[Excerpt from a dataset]
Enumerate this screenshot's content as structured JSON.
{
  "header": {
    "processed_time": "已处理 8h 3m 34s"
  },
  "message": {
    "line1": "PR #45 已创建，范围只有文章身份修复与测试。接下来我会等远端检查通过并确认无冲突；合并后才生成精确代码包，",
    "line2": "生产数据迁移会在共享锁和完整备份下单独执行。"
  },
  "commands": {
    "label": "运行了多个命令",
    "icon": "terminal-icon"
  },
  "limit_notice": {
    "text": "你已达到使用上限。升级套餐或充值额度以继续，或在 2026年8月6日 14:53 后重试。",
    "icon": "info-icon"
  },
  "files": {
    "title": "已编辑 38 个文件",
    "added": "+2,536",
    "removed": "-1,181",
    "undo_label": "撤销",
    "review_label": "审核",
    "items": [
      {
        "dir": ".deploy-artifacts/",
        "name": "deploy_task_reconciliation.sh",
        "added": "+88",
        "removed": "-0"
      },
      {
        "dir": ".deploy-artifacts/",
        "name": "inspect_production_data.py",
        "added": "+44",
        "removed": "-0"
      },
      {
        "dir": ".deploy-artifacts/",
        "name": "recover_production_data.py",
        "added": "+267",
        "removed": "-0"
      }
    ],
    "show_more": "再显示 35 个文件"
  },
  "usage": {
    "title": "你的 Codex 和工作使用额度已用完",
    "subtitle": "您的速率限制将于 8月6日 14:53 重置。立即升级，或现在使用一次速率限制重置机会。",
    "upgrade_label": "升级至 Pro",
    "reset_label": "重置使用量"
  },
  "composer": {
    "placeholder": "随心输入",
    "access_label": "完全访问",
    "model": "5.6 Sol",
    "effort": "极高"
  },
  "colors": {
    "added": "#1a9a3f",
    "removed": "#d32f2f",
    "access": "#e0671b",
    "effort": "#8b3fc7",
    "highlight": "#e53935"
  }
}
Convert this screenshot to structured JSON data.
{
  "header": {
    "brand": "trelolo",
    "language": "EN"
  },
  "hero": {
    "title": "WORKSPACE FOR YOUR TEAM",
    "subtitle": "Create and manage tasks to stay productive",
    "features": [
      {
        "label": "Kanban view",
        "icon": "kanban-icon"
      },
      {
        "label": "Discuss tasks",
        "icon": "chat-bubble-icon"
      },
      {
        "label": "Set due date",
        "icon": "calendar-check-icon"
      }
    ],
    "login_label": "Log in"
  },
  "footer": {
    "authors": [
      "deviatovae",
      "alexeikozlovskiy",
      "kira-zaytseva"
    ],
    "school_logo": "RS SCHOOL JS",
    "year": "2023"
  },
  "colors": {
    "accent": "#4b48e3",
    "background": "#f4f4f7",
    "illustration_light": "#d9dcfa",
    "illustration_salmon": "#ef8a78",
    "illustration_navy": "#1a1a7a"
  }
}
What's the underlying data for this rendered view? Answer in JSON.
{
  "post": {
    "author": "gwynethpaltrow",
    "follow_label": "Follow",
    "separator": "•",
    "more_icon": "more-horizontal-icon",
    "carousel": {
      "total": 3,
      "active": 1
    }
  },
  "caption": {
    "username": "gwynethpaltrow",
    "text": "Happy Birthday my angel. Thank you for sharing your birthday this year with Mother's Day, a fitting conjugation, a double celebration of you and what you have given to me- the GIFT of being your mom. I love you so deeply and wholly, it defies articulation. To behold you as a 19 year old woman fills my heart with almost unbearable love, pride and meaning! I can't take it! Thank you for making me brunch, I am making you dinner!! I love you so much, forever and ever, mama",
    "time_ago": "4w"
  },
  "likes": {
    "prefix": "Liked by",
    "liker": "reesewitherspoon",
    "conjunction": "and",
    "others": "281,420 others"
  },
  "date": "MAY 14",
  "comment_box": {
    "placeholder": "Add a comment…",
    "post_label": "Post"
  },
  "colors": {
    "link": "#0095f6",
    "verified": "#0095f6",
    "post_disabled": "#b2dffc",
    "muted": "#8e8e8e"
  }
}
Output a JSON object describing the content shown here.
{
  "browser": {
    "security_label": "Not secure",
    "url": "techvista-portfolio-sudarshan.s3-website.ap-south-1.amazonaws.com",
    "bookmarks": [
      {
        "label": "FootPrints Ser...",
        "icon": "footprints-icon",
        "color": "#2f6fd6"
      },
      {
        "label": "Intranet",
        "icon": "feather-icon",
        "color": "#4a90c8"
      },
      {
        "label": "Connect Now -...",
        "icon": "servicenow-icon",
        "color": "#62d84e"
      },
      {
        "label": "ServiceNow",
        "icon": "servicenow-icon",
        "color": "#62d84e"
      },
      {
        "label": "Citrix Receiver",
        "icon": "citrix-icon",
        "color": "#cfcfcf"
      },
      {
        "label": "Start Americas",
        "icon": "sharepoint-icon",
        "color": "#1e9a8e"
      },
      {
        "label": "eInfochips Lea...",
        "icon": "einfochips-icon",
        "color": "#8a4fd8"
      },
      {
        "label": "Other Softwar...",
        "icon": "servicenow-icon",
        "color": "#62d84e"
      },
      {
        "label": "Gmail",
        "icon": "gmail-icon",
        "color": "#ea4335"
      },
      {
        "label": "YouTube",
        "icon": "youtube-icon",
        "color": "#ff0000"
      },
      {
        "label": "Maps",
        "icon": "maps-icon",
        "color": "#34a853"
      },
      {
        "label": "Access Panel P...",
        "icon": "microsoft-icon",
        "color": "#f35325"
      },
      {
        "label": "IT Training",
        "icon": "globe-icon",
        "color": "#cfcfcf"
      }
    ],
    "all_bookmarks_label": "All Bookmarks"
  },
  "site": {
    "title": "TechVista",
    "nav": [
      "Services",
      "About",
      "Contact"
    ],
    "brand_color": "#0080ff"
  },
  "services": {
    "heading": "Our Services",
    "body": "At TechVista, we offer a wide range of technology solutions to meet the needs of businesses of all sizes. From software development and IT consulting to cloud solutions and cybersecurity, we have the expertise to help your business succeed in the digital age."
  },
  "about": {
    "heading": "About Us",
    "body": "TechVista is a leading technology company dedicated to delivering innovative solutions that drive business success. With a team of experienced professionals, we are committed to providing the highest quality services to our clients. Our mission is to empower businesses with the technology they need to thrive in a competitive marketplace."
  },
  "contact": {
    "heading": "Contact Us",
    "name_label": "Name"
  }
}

What to do: Retype the material in full. Each word must match.

Response to this task:
Enumerate this screenshot's content as structured JSON.
{
  "header": {
    "processed_time": "已处理 8h 3m 34s"
  },
  "message": {
    "line1": "PR #45 已创建，范围只有文章身份修复与测试。接下来我会等远端检查通过并确认无冲突；合并后才生成精确代码包，",
    "line2": "生产数据迁移会在共享锁和完整备份下单独执行。"
  },
  "commands": {
    "label": "运行了多个命令",
    "icon": "terminal-icon"
  },
  "limit_notice": {
    "text": "你已达到使用上限。升级套餐或充值额度以继续，或在 2026年8月6日 14:53 后重试。",
    "icon": "info-icon"
  },
  "files": {
    "title": "已编辑 38 个文件",
    "added": "+2,536",
    "removed": "-1,181",
    "undo_label": "撤销",
    "review_label": "审核",
    "items": [
      {
        "dir": ".deploy-artifacts/",
        "name": "deploy_task_reconciliation.sh",
        "added": "+88",
        "removed": "-0"
      },
      {
        "dir": ".deploy-artifacts/",
        "name": "inspect_production_data.py",
        "added": "+44",
        "removed": "-0"
      },
      {
        "dir": ".deploy-artifacts/",
        "name": "recover_production_data.py",
        "added": "+267",
        "removed": "-0"
      }
    ],
    "show_more": "再显示 35 个文件"
  },
  "usage": {
    "title": "你的 Codex 和工作使用额度已用完",
    "subtitle": "您的速率限制将于 8月6日 14:53 重置。立即升级，或现在使用一次速率限制重置机会。",
    "upgrade_label": "升级至 Pro",
    "reset_label": "重置使用量"
  },
  "composer": {
    "placeholder": "随心输入",
    "access_label": "完全访问",
    "model": "5.6 Sol",
    "effort": "极高"
  },
  "colors": {
    "added": "#1a9a3f",
    "removed": "#d32f2f",
    "access": "#e0671b",
    "effort": "#8b3fc7",
    "highlight": "#e53935"
  }
}
Convert this screenshot to structured JSON data.
{
  "header": {
    "brand": "trelolo",
    "language": "EN"
  },
  "hero": {
    "title": "WORKSPACE FOR YOUR TEAM",
    "subtitle": "Create and manage tasks to stay productive",
    "features": [
      {
        "label": "Kanban view",
        "icon": "kanban-icon"
      },
      {
        "label": "Discuss tasks",
        "icon": "chat-bubble-icon"
      },
      {
        "label": "Set due date",
        "icon": "calendar-check-icon"
      }
    ],
    "login_label": "Log in"
  },
  "footer": {
    "authors": [
      "deviatovae",
      "alexeikozlovskiy",
      "kira-zaytseva"
    ],
    "school_logo": "RS SCHOOL JS",
    "year": "2023"
  },
  "colors": {
    "accent": "#4b48e3",
    "background": "#f4f4f7",
    "illustration_light": "#d9dcfa",
    "illustration_salmon": "#ef8a78",
    "illustration_navy": "#1a1a7a"
  }
}
What's the underlying data for this rendered view? Answer in JSON.
{
  "post": {
    "author": "gwynethpaltrow",
    "follow_label": "Follow",
    "separator": "•",
    "more_icon": "more-horizontal-icon",
    "carousel": {
      "total": 3,
      "active": 1
    }
  },
  "caption": {
    "username": "gwynethpaltrow",
    "text": "Happy Birthday my angel. Thank you for sharing your birthday this year with Mother's Day, a fitting conjugation, a double celebration of you and what you have given to me- the GIFT of being your mom. I love you so deeply and wholly, it defies articulation. To behold you as a 19 year old woman fills my heart with almost unbearable love, pride and meaning! I can't take it! Thank you for making me brunch, I am making you dinner!! I love you so much, forever and ever, mama",
    "time_ago": "4w"
  },
  "likes": {
    "prefix": "Liked by",
    "liker": "reesewitherspoon",
    "conjunction": "and",
    "others": "281,420 others"
  },
  "date": "MAY 14",
  "comment_box": {
    "placeholder": "Add a comment…",
    "post_label": "Post"
  },
  "colors": {
    "link": "#0095f6",
    "verified": "#0095f6",
    "post_disabled": "#b2dffc",
    "muted": "#8e8e8e"
  }
}
Output a JSON object describing the content shown here.
{
  "browser": {
    "security_label": "Not secure",
    "url": "techvista-portfolio-sudarshan.s3-website.ap-south-1.amazonaws.com",
    "bookmarks": [
      {
        "label": "FootPrints Ser...",
        "icon": "footprints-icon",
        "color": "#2f6fd6"
      },
      {
        "label": "Intranet",
        "icon": "feather-icon",
        "color": "#4a90c8"
      },
      {
        "label": "Connect Now -...",
        "icon": "servicenow-icon",
        "color": "#62d84e"
      },
      {
        "label": "ServiceNow",
        "icon": "servicenow-icon",
        "color": "#62d84e"
      },
      {
        "label": "Citrix Receiver",
        "icon": "citrix-icon",
        "color": "#cfcfcf"
      },
      {
        "label": "Start Americas",
        "icon": "sharepoint-icon",
        "color": "#1e9a8e"
      },
      {
        "label": "eInfochips Lea...",
        "icon": "einfochips-icon",
        "color": "#8a4fd8"
      },
      {
        "label": "Other Softwar...",
        "icon": "servicenow-icon",
        "color": "#62d84e"
      },
      {
        "label": "Gmail",
        "icon": "gmail-icon",
        "color": "#ea4335"
      },
      {
        "label": "YouTube",
        "icon": "youtube-icon",
        "color": "#ff0000"
      },
      {
        "label": "Maps",
        "icon": "maps-icon",
        "color": "#34a853"
      },
      {
        "label": "Access Panel P...",
        "icon": "microsoft-icon",
        "color": "#f35325"
      },
      {
        "label": "IT Training",
        "icon": "globe-icon",
        "color": "#cfcfcf"
      }
    ],
    "all_bookmarks_label": "All Bookmarks"
  },
  "site": {
    "title": "TechVista",
    "nav": [
      "Services",
      "About",
      "Contact"
    ],
    "brand_color": "#0080ff"
  },
  "services": {
    "heading": "Our Services",
    "body": "At TechVista, we offer a wide range of technology solutions to meet the needs of businesses of all sizes. From software development and IT consulting to cloud solutions and cybersecurity, we have the expertise to help your business succeed in the digital age."
  },
  "about": {
    "heading": "About Us",
    "body": "TechVista is a leading technology company dedicated to delivering innovative solutions that drive business success. With a team of experienced professionals, we are committed to providing the highest quality services to our clients. Our mission is to empower businesses with the technology they need to thrive in a competitive marketplace."
  },
  "contact": {
    "heading": "Contact Us",
    "name_label": "Name"
  }
}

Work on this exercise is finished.